**Page text:**
LKROOT/bin/sendevent -C class-of-event -E event -m monitor-name -n name-of-obj-inst [-c class-of-obj] [-i id-of-alarm/event] [-t YYMMDDHHMMSS][-T timestamp] [-s severity] [-o] [-z] [-w] [-a alarm/event-type] [-P problem-type] [-p problem-code] [-d problem-data] [-x problem-text] [-S system-name] [-O outfile-actfiles]

DESCRIPTION

The event notification facility consists of two parts: an event notification mechanism ($LKROOT/bin/sendevent) and an application registration environment.  Applications wishing to use the event facility should "register" to get notification of specific events or alarms (or all occurrences of event/alarms).

The sendevent command is a program invoked by a Linux daemon monitor process when the monitor has detected an event (failure or recovery) in the objects that it is monitoring. This command is not intended to be run directly at the shell level by a regular user or by a system administrator (only by a daemon process or another command). The sendevent command is used to notify a "registered" application of the occurrence of an event. For example, an application may want to be notified of an impending system shutdown so as to appropriately save files and data; or, in a client-server environment, the application may need to reconfigure itself to an alternate service provider.  The application is responsible for providing the appropriate command support to handle the event.

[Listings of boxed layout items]
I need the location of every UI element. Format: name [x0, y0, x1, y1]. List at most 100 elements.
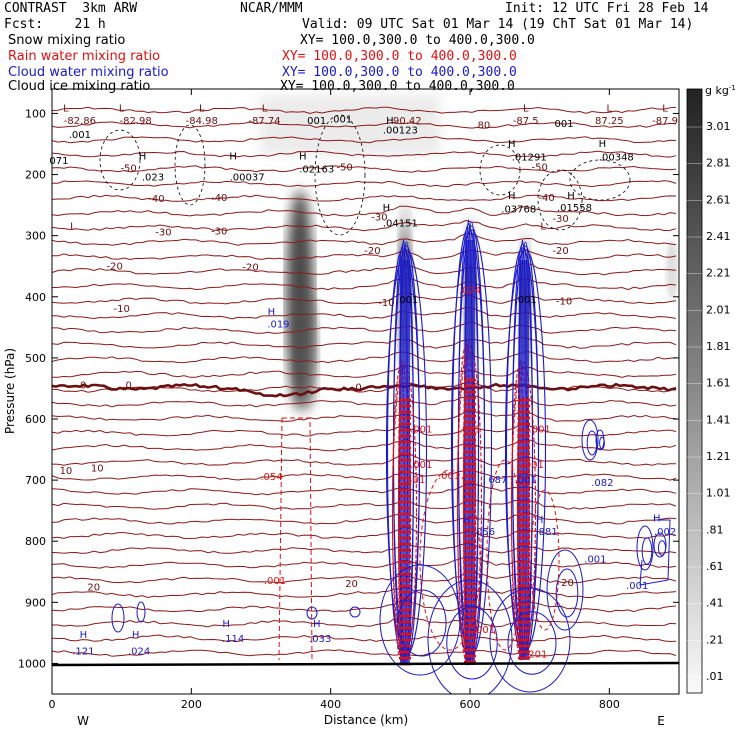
- isotherm-label: -20: [552, 246, 568, 257]
- isotherm-label: -87.5: [513, 116, 539, 127]
- colorbar-label: 1.41: [706, 413, 731, 426]
- cloud-water-contour: [507, 611, 557, 675]
- x-axis: 0 200 400 600 800: [49, 89, 620, 711]
- extremum-label: L: [607, 104, 613, 115]
- isotherm-line: [52, 649, 677, 657]
- isotherm-label: -30: [155, 228, 171, 239]
- contour-value-label: .001: [584, 555, 606, 566]
- isotherm-line: [52, 438, 677, 452]
- isotherm-line: [52, 542, 677, 554]
- cloud-water-contour: [586, 430, 598, 456]
- extremum-label: H: [229, 151, 237, 162]
- isotherm-line: [52, 321, 677, 334]
- field-xy-cloud-water: XY= 100.0,300.0 to 400.0,300.0: [282, 65, 517, 80]
- isotherm-label: -87.9: [652, 116, 678, 127]
- isotherm-label: -40: [211, 193, 227, 204]
- colorbar-label: 1.81: [706, 340, 731, 353]
- contour-value-label: 001: [307, 116, 326, 127]
- extremum-label: H: [508, 139, 516, 150]
- isotherm-line: [52, 233, 677, 246]
- cloud-water-contour: [446, 606, 498, 680]
- isotherm-line: [52, 571, 677, 584]
- isotherm-label: -20: [364, 246, 380, 257]
- colorbar-label: 2.61: [706, 193, 731, 206]
- cloud-ice-contour: [99, 129, 141, 191]
- isotherm-label: -87.74: [248, 116, 280, 127]
- extremum-label: H: [268, 307, 276, 318]
- isotherm-line: [52, 499, 677, 510]
- cloud-water-contour: [653, 532, 667, 558]
- rain-water-contour: [419, 469, 481, 651]
- extremum-label: L: [662, 104, 668, 115]
- isotherm-line: [52, 277, 677, 291]
- contour-value-label: .082: [591, 478, 613, 489]
- isotherm-line: [52, 249, 677, 261]
- colorbar-label: 2.41: [706, 230, 731, 243]
- isotherm-line: [52, 364, 677, 378]
- contour-value-label: .033: [309, 634, 331, 645]
- cloud-water-contour: [657, 540, 667, 556]
- contour-value-label: .01558: [557, 203, 592, 214]
- isotherm-line: [52, 165, 677, 173]
- isotherm-label: -30: [211, 226, 227, 237]
- y-tick-label: 200: [25, 169, 46, 182]
- plot-frame: [51, 88, 680, 695]
- cloud-ice-contour: [174, 124, 206, 206]
- colorbar-label: 1.61: [706, 377, 731, 390]
- cloud-water-contour: [636, 525, 654, 571]
- isotherm-label: -20: [107, 261, 123, 272]
- field-name-cloud-ice: Cloud ice mixing ratio: [8, 79, 151, 94]
- isotherm-line: [52, 219, 677, 232]
- cloud-water-contour: [136, 601, 146, 623]
- y-tick-label: 1000: [18, 657, 46, 670]
- contour-labels: -82.86 -82.98 -84.98 -87.74 90.42 -87.5 87.25 -…: [49, 104, 678, 661]
- colorbar-label: .61: [706, 560, 724, 573]
- contour-value-label: .001: [515, 475, 537, 486]
- surface-line: [51, 661, 680, 667]
- contour-value-label: 071: [49, 156, 68, 167]
- isotherm-line: [52, 136, 677, 144]
- isotherm-label: 0: [80, 380, 86, 391]
- cloud-water-core: [400, 260, 410, 665]
- contour-value-label: .04151: [383, 219, 418, 230]
- x-tick-label: 0: [49, 698, 56, 711]
- isotherm-line: [52, 395, 677, 408]
- field-name-snow: Snow mixing ratio: [8, 33, 126, 48]
- contour-value-label: .00123: [383, 126, 418, 137]
- rain-water-contour: [278, 417, 313, 661]
- cloud-water-contour: [599, 436, 605, 450]
- colorbar-label: 2.01: [706, 303, 731, 316]
- colorbar-label: 2.21: [706, 267, 731, 280]
- field-name-cloud-water: Cloud water mixing ratio: [8, 65, 169, 80]
- cloud-ice-contour: [314, 114, 366, 236]
- contour-value-label: .001: [529, 424, 551, 435]
- isotherm-label: -50: [120, 164, 136, 175]
- x-tick-label: 800: [599, 698, 620, 711]
- isotherm-label: -40: [148, 194, 164, 205]
- isotherm-line: [52, 454, 677, 466]
- extremum-label: H: [508, 191, 516, 202]
- contour-value-label: .001: [473, 625, 495, 636]
- isotherm-line: [52, 263, 677, 276]
- isotherm-line: [52, 511, 677, 525]
- isotherm-line: [52, 106, 677, 115]
- cloud-water-contour: [639, 519, 671, 586]
- contour-value-label: .001: [626, 581, 648, 592]
- contour-value-label: .054: [260, 472, 282, 483]
- isotherm-label: 90.42: [393, 116, 422, 127]
- field-xy-rain: XY= 100.0,300.0 to 400.0,300.0: [282, 49, 517, 64]
- isotherm-line: [52, 616, 677, 628]
- valid-time: Valid: 09 UTC Sat 01 Mar 14 (19 ChT Sat …: [302, 17, 694, 32]
- isotherm-line: [52, 205, 677, 217]
- y-tick-label: 700: [25, 474, 46, 487]
- forecast-hour: Fcst: 21 h: [4, 17, 106, 32]
- contour-value-label: 001: [555, 119, 574, 130]
- contour-value-label: .019: [267, 319, 289, 330]
- freezing-level-line: [52, 382, 677, 398]
- cloud-water-contour: [379, 564, 461, 676]
- rain-water-contour: [530, 489, 560, 631]
- extremum-label: L: [119, 104, 125, 115]
- field-name-rain: Rain water mixing ratio: [8, 49, 161, 64]
- isotherm-label: -82.98: [119, 116, 151, 127]
- extremum-label: H: [383, 203, 391, 214]
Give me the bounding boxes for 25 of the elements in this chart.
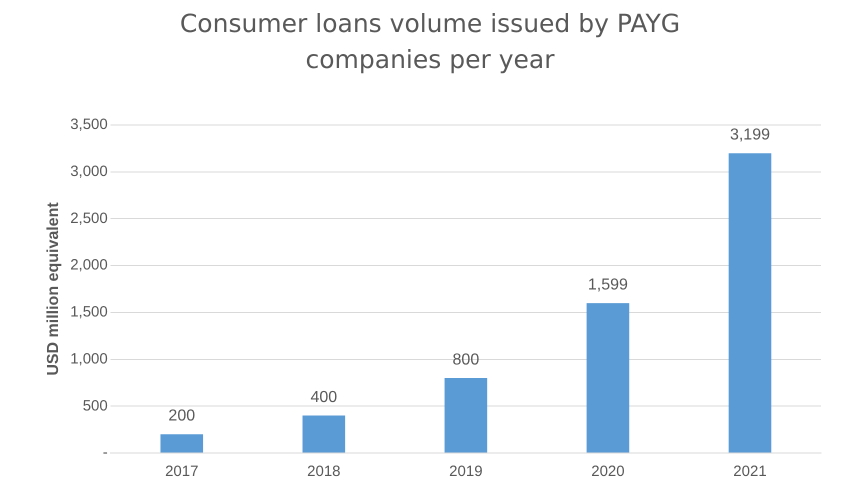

**Problem set:**
**a)** In the sendevent command text, list every option in the usage line that is not enclosed in square brackets, along with the argument that follows it.
**b)** Resume the sendevent command text after its last sentence and carry the description forward.

**Answers to the exercise:**
**a)**
-C class-of-event
-E event
-m monitor-name
-n name-of-obj-inst

**b)**
The sendevent command passes all of its options to the event-response commands of the application.

An application will register to receive notification of events or alarms by installing its event-response commands in a specific registration directory, $LKROOT/events. This should be done at application installation time. The application should install executable files using the same name given to the application and as supplied in the /usr/options directory with the .name suffix removed and truncated to 14 characters. The events under $LKROOT/events are further categorized in classes of events.  Each event class is represented by a separate subdirectory with the gen class (for general events) being the only class installed by default by the base system. A class called all is used by applications to register to be notified upon occurrence of any event. Note that if an event occurs such that an application has registered (that is, placed application-response commands) in both the specific event location and the all location, both scripts will be run. Each class directory contains a subdirectory for each event within that class. Each add-on package that monitors events and uses this event notification mechanism will document the events that it monitors and supports.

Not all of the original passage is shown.